▸ **Set problem**
Each line below should be quoted exactly, please.

(Dataset items)
[START]

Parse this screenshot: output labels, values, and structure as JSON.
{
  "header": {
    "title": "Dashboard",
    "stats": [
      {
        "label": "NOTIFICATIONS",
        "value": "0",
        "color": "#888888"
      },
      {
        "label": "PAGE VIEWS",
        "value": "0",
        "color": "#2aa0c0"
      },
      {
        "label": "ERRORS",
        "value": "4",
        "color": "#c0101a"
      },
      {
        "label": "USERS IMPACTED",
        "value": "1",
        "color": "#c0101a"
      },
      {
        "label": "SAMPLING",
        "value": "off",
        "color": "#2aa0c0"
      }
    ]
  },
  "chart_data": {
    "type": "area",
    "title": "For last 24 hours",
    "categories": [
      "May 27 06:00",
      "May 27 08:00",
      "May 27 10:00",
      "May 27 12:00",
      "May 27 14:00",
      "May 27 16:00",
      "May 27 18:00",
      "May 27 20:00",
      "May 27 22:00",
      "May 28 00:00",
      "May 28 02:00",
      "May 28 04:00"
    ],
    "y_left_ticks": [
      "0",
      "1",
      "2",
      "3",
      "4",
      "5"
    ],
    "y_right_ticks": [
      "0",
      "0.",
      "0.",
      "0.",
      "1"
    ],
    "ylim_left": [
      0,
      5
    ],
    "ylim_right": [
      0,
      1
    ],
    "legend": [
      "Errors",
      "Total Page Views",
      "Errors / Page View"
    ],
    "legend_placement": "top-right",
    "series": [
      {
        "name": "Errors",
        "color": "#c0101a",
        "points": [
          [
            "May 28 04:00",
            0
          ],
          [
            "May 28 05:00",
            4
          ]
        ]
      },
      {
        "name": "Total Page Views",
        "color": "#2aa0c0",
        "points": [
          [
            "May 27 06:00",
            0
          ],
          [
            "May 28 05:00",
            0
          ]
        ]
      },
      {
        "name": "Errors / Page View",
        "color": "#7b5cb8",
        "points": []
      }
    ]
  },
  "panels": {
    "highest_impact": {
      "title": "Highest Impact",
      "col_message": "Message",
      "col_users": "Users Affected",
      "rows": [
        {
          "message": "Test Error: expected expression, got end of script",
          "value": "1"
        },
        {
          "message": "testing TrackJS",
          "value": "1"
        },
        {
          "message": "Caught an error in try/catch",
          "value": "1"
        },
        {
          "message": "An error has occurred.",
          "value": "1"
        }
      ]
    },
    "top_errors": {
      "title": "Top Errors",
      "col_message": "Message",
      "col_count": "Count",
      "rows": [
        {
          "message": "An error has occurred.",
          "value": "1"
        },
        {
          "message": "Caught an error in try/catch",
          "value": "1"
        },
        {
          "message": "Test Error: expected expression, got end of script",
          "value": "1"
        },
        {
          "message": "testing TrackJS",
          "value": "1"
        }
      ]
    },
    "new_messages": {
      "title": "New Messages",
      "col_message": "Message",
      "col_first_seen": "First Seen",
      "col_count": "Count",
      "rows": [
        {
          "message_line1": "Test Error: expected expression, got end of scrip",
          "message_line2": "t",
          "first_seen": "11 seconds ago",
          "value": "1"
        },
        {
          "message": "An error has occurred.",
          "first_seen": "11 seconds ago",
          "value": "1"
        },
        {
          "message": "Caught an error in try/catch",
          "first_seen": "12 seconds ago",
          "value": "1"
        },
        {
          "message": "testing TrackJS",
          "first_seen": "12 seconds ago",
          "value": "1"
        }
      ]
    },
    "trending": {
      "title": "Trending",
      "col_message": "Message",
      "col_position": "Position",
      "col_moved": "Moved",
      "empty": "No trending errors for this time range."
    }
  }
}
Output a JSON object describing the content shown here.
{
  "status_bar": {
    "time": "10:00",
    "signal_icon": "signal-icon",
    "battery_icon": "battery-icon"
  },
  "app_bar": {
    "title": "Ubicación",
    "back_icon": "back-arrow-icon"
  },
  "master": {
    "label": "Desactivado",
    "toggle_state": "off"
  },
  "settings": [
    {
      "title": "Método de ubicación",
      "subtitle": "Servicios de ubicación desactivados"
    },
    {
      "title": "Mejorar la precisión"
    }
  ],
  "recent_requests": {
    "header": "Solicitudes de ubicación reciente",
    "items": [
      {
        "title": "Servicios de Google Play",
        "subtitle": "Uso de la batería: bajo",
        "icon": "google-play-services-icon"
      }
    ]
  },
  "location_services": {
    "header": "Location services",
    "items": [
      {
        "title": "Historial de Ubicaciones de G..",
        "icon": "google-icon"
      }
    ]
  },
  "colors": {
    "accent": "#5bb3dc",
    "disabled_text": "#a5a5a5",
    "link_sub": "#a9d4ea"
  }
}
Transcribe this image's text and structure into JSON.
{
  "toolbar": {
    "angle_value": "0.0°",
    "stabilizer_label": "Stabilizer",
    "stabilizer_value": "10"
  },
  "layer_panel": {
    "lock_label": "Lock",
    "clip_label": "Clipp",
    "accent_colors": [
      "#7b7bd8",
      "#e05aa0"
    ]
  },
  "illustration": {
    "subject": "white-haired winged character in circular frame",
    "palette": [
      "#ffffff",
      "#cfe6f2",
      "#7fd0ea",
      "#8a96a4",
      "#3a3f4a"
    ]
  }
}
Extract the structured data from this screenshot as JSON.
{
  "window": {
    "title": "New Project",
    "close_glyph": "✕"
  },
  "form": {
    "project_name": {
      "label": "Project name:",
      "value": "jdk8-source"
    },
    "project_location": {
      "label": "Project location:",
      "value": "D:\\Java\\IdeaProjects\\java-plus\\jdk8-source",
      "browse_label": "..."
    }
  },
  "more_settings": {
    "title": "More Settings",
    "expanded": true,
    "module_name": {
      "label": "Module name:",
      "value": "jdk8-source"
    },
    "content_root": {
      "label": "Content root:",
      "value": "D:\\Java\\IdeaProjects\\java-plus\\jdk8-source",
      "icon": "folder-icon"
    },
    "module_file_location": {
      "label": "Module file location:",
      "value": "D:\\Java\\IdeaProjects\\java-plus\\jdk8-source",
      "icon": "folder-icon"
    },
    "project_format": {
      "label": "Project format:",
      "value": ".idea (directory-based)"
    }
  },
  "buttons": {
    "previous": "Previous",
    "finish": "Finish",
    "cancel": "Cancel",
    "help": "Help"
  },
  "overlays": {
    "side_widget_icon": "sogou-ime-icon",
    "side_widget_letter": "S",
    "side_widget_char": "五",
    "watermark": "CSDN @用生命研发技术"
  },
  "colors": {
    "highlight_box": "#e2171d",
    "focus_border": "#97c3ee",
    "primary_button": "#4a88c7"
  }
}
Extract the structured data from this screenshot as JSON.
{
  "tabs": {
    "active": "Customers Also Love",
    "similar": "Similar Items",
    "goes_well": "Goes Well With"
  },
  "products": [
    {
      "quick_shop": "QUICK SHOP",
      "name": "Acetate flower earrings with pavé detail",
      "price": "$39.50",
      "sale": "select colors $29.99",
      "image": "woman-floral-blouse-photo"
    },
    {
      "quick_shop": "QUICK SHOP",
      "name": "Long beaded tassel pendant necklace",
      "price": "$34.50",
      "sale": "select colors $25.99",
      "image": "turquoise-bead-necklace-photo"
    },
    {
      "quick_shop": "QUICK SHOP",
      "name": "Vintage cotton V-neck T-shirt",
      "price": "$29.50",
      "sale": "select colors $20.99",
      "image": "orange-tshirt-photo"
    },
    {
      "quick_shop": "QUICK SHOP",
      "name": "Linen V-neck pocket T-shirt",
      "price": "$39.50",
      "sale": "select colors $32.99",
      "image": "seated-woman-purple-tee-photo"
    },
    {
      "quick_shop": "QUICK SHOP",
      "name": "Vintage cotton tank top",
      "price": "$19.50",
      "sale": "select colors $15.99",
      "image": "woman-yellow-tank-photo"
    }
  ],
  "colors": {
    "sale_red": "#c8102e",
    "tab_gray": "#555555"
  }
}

[END]

▸ **Correct output**
Parse this screenshot: output labels, values, and structure as JSON.
{
  "header": {
    "title": "Dashboard",
    "stats": [
      {
        "label": "NOTIFICATIONS",
        "value": "0",
        "color": "#888888"
      },
      {
        "label": "PAGE VIEWS",
        "value": "0",
        "color": "#2aa0c0"
      },
      {
        "label": "ERRORS",
        "value": "4",
        "color": "#c0101a"
      },
      {
        "label": "USERS IMPACTED",
        "value": "1",
        "color": "#c0101a"
      },
      {
        "label": "SAMPLING",
        "value": "off",
        "color": "#2aa0c0"
      }
    ]
  },
  "chart_data": {
    "type": "area",
    "title": "For last 24 hours",
    "categories": [
      "May 27 06:00",
      "May 27 08:00",
      "May 27 10:00",
      "May 27 12:00",
      "May 27 14:00",
      "May 27 16:00",
      "May 27 18:00",
      "May 27 20:00",
      "May 27 22:00",
      "May 28 00:00",
      "May 28 02:00",
      "May 28 04:00"
    ],
    "y_left_ticks": [
      "0",
      "1",
      "2",
      "3",
      "4",
      "5"
    ],
    "y_right_ticks": [
      "0",
      "0.",
      "0.",
      "0.",
      "1"
    ],
    "ylim_left": [
      0,
      5
    ],
    "ylim_right": [
      0,
      1
    ],
    "legend": [
      "Errors",
      "Total Page Views",
      "Errors / Page View"
    ],
    "legend_placement": "top-right",
    "series": [
      {
        "name": "Errors",
        "color": "#c0101a",
        "points": [
          [
            "May 28 04:00",
            0
          ],
          [
            "May 28 05:00",
            4
          ]
        ]
      },
      {
        "name": "Total Page Views",
        "color": "#2aa0c0",
        "points": [
          [
            "May 27 06:00",
            0
          ],
          [
            "May 28 05:00",
            0
          ]
        ]
      },
      {
        "name": "Errors / Page View",
        "color": "#7b5cb8",
        "points": []
      }
    ]
  },
  "panels": {
    "highest_impact": {
      "title": "Highest Impact",
      "col_message": "Message",
      "col_users": "Users Affected",
      "rows": [
        {
          "message": "Test Error: expected expression, got end of script",
          "value": "1"
        },
        {
          "message": "testing TrackJS",
          "value": "1"
        },
        {
          "message": "Caught an error in try/catch",
          "value": "1"
        },
        {
          "message": "An error has occurred.",
          "value": "1"
        }
      ]
    },
    "top_errors": {
      "title": "Top Errors",
      "col_message": "Message",
      "col_count": "Count",
      "rows": [
        {
          "message": "An error has occurred.",
          "value": "1"
        },
        {
          "message": "Caught an error in try/catch",
          "value": "1"
        },
        {
          "message": "Test Error: expected expression, got end of script",
          "value": "1"
        },
        {
          "message": "testing TrackJS",
          "value": "1"
        }
      ]
    },
    "new_messages": {
      "title": "New Messages",
      "col_message": "Message",
      "col_first_seen": "First Seen",
      "col_count": "Count",
      "rows": [
        {
          "message_line1": "Test Error: expected expression, got end of scrip",
          "message_line2": "t",
          "first_seen": "11 seconds ago",
          "value": "1"
        },
        {
          "message": "An error has occurred.",
          "first_seen": "11 seconds ago",
          "value": "1"
        },
        {
          "message": "Caught an error in try/catch",
          "first_seen": "12 seconds ago",
          "value": "1"
        },
        {
          "message": "testing TrackJS",
          "first_seen": "12 seconds ago",
          "value": "1"
        }
      ]
    },
    "trending": {
      "title": "Trending",
      "col_message": "Message",
      "col_position": "Position",
      "col_moved": "Moved",
      "empty": "No trending errors for this time range."
    }
  }
}
Output a JSON object describing the content shown here.
{
  "status_bar": {
    "time": "10:00",
    "signal_icon": "signal-icon",
    "battery_icon": "battery-icon"
  },
  "app_bar": {
    "title": "Ubicación",
    "back_icon": "back-arrow-icon"
  },
  "master": {
    "label": "Desactivado",
    "toggle_state": "off"
  },
  "settings": [
    {
      "title": "Método de ubicación",
      "subtitle": "Servicios de ubicación desactivados"
    },
    {
      "title": "Mejorar la precisión"
    }
  ],
  "recent_requests": {
    "header": "Solicitudes de ubicación reciente",
    "items": [
      {
        "title": "Servicios de Google Play",
        "subtitle": "Uso de la batería: bajo",
        "icon": "google-play-services-icon"
      }
    ]
  },
  "location_services": {
    "header": "Location services",
    "items": [
      {
        "title": "Historial de Ubicaciones de G..",
        "icon": "google-icon"
      }
    ]
  },
  "colors": {
    "accent": "#5bb3dc",
    "disabled_text": "#a5a5a5",
    "link_sub": "#a9d4ea"
  }
}
Transcribe this image's text and structure into JSON.
{
  "toolbar": {
    "angle_value": "0.0°",
    "stabilizer_label": "Stabilizer",
    "stabilizer_value": "10"
  },
  "layer_panel": {
    "lock_label": "Lock",
    "clip_label": "Clipp",
    "accent_colors": [
      "#7b7bd8",
      "#e05aa0"
    ]
  },
  "illustration": {
    "subject": "white-haired winged character in circular frame",
    "palette": [
      "#ffffff",
      "#cfe6f2",
      "#7fd0ea",
      "#8a96a4",
      "#3a3f4a"
    ]
  }
}
Extract the structured data from this screenshot as JSON.
{
  "window": {
    "title": "New Project",
    "close_glyph": "✕"
  },
  "form": {
    "project_name": {
      "label": "Project name:",
      "value": "jdk8-source"
    },
    "project_location": {
      "label": "Project location:",
      "value": "D:\\Java\\IdeaProjects\\java-plus\\jdk8-source",
      "browse_label": "..."
    }
  },
  "more_settings": {
    "title": "More Settings",
    "expanded": true,
    "module_name": {
      "label": "Module name:",
      "value": "jdk8-source"
    },
    "content_root": {
      "label": "Content root:",
      "value": "D:\\Java\\IdeaProjects\\java-plus\\jdk8-source",
      "icon": "folder-icon"
    },
    "module_file_location": {
      "label": "Module file location:",
      "value": "D:\\Java\\IdeaProjects\\java-plus\\jdk8-source",
      "icon": "folder-icon"
    },
    "project_format": {
      "label": "Project format:",
      "value": ".idea (directory-based)"
    }
  },
  "buttons": {
    "previous": "Previous",
    "finish": "Finish",
    "cancel": "Cancel",
    "help": "Help"
  },
  "overlays": {
    "side_widget_icon": "sogou-ime-icon",
    "side_widget_letter": "S",
    "side_widget_char": "五",
    "watermark": "CSDN @用生命研发技术"
  },
  "colors": {
    "highlight_box": "#e2171d",
    "focus_border": "#97c3ee",
    "primary_button": "#4a88c7"
  }
}
Extract the structured data from this screenshot as JSON.
{
  "tabs": {
    "active": "Customers Also Love",
    "similar": "Similar Items",
    "goes_well": "Goes Well With"
  },
  "products": [
    {
      "quick_shop": "QUICK SHOP",
      "name": "Acetate flower earrings with pavé detail",
      "price": "$39.50",
      "sale": "select colors $29.99",
      "image": "woman-floral-blouse-photo"
    },
    {
      "quick_shop": "QUICK SHOP",
      "name": "Long beaded tassel pendant necklace",
      "price": "$34.50",
      "sale": "select colors $25.99",
      "image": "turquoise-bead-necklace-photo"
    },
    {
      "quick_shop": "QUICK SHOP",
      "name": "Vintage cotton V-neck T-shirt",
      "price": "$29.50",
      "sale": "select colors $20.99",
      "image": "orange-tshirt-photo"
    },
    {
      "quick_shop": "QUICK SHOP",
      "name": "Linen V-neck pocket T-shirt",
      "price": "$39.50",
      "sale": "select colors $32.99",
      "image": "seated-woman-purple-tee-photo"
    },
    {
      "quick_shop": "QUICK SHOP",
      "name": "Vintage cotton tank top",
      "price": "$19.50",
      "sale": "select colors $15.99",
      "image": "woman-yellow-tank-photo"
    }
  ],
  "colors": {
    "sale_red": "#c8102e",
    "tab_gray": "#555555"
  }
}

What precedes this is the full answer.